* _SHORT EXERCISE_
For each line below that includes the word "Πνεῦμα", make a copy.

** begin DATA SUPPLIED **

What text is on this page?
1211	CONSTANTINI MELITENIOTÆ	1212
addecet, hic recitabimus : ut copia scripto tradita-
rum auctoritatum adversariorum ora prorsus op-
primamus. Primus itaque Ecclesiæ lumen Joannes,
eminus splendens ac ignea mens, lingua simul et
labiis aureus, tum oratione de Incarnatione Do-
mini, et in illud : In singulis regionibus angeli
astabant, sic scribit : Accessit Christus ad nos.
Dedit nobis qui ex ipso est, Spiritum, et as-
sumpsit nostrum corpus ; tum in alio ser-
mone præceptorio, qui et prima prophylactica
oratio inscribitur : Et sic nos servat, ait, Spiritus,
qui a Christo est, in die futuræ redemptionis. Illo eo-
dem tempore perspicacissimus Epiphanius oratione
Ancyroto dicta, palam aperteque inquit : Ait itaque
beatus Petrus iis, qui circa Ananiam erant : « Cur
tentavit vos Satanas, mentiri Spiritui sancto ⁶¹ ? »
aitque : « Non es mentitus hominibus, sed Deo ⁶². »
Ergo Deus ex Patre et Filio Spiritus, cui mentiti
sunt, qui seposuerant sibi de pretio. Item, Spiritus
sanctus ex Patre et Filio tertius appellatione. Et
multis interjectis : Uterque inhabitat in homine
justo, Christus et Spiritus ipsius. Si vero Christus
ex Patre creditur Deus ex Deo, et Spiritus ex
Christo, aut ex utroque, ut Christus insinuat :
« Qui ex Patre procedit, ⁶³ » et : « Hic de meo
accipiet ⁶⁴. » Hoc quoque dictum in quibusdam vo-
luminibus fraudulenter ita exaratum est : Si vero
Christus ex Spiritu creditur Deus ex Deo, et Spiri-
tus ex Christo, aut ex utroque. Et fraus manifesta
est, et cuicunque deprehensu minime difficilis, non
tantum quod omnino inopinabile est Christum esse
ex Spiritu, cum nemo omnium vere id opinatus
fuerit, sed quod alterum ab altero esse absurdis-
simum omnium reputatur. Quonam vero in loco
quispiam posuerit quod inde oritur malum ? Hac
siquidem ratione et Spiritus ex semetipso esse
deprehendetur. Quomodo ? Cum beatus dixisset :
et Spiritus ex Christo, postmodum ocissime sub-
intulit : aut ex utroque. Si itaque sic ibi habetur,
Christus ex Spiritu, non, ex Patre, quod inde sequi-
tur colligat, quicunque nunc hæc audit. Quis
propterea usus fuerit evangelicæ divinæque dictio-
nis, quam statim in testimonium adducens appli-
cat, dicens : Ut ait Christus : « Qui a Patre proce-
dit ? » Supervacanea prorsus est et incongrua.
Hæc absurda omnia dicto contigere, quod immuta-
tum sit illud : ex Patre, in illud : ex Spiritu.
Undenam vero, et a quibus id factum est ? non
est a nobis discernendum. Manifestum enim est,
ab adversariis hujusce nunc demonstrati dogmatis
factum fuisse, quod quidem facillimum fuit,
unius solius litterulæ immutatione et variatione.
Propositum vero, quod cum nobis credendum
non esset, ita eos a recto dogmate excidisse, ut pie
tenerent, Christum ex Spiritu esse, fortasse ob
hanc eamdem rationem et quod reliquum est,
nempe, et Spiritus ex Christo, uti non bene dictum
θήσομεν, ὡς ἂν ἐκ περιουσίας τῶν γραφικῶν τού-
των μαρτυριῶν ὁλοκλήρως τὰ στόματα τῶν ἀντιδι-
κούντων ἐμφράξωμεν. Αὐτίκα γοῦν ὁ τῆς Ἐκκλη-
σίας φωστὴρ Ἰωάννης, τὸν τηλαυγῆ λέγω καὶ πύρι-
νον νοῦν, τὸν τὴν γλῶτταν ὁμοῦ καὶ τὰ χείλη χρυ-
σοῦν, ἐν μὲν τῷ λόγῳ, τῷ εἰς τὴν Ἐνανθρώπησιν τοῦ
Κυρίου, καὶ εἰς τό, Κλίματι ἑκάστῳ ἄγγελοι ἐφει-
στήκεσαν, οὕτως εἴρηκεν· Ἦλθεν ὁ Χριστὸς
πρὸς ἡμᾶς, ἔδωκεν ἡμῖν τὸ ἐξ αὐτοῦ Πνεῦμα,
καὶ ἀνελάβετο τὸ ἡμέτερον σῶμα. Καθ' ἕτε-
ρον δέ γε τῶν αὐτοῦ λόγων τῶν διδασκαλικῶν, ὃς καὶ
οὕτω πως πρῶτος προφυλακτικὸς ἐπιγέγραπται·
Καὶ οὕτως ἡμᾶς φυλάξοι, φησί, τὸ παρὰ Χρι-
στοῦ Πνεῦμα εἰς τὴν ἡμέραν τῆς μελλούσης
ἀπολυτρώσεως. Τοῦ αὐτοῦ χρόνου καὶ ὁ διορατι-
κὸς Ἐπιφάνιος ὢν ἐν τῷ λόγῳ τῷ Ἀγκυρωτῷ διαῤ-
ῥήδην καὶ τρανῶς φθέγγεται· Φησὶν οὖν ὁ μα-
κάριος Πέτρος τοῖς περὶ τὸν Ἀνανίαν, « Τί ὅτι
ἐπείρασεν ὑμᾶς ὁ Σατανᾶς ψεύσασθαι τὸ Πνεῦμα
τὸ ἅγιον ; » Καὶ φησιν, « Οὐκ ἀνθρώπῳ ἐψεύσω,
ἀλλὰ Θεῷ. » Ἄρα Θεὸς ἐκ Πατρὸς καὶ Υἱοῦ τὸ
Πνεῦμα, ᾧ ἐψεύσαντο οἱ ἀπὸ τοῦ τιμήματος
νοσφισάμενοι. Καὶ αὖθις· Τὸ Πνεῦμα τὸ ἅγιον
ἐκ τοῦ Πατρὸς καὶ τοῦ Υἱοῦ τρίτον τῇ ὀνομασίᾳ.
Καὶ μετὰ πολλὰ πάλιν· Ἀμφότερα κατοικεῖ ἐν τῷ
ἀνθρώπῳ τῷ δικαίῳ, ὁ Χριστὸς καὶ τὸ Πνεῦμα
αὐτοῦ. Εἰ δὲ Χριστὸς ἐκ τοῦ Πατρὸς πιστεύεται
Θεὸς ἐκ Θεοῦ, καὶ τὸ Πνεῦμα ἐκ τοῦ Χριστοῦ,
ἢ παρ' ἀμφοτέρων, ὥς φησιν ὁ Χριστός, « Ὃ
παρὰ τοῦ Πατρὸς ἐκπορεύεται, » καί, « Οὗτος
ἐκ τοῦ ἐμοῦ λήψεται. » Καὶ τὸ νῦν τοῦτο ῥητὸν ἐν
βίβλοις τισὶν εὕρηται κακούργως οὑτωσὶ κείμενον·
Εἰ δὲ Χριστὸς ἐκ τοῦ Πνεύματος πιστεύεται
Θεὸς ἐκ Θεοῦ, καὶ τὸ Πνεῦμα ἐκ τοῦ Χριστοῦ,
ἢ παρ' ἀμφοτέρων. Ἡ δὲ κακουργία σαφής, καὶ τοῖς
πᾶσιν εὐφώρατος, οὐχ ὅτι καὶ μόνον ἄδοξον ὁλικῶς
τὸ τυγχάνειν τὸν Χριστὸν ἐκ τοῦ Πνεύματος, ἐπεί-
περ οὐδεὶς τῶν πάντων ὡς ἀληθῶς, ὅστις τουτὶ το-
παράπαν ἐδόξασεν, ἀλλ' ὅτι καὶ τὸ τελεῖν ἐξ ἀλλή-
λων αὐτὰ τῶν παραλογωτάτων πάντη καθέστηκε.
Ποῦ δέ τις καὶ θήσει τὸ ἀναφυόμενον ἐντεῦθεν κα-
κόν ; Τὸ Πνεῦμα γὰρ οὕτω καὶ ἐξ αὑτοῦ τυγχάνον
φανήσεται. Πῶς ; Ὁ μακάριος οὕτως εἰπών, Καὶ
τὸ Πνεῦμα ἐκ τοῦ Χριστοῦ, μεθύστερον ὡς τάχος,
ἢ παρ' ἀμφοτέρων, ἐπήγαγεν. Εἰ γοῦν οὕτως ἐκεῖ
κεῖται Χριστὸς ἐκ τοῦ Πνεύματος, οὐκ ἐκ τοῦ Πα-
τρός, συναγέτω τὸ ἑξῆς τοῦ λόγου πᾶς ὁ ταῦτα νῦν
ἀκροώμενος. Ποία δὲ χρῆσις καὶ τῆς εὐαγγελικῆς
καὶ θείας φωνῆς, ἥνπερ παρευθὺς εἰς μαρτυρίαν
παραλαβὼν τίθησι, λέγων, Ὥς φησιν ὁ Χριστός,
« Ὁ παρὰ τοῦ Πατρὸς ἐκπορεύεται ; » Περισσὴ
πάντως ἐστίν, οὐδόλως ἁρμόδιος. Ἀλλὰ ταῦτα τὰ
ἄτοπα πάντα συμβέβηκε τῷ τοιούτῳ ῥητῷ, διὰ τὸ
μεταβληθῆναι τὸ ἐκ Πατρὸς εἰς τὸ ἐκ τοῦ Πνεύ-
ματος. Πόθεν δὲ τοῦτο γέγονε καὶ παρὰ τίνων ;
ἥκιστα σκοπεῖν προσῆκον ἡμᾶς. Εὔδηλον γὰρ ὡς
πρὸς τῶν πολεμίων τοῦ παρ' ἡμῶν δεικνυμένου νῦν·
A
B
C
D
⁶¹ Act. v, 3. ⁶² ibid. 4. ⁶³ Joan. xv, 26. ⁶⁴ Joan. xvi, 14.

** end DATA SUPPLIED **

* _EXERCISE RESPONSE_
πρὸς ἡμᾶς, ἔδωκεν ἡμῖν τὸ ἐξ αὐτοῦ Πνεῦμα,
στοῦ Πνεῦμα εἰς τὴν ἡμέραν τῆς μελλούσης
ἐπείρασεν ὑμᾶς ὁ Σατανᾶς ψεύσασθαι τὸ Πνεῦμα
Πνεῦμα, ᾧ ἐψεύσαντο οἱ ἀπὸ τοῦ τιμήματος
νοσφισάμενοι. Καὶ αὖθις· Τὸ Πνεῦμα τὸ ἅγιον
ἀνθρώπῳ τῷ δικαίῳ, ὁ Χριστὸς καὶ τὸ Πνεῦμα
Θεὸς ἐκ Θεοῦ, καὶ τὸ Πνεῦμα ἐκ τοῦ Χριστοῦ,
Θεὸς ἐκ Θεοῦ, καὶ τὸ Πνεῦμα ἐκ τοῦ Χριστοῦ,
κόν ; Τὸ Πνεῦμα γὰρ οὕτω καὶ ἐξ αὑτοῦ τυγχάνον
τὸ Πνεῦμα ἐκ τοῦ Χριστοῦ, μεθύστερον ὡς τάχος,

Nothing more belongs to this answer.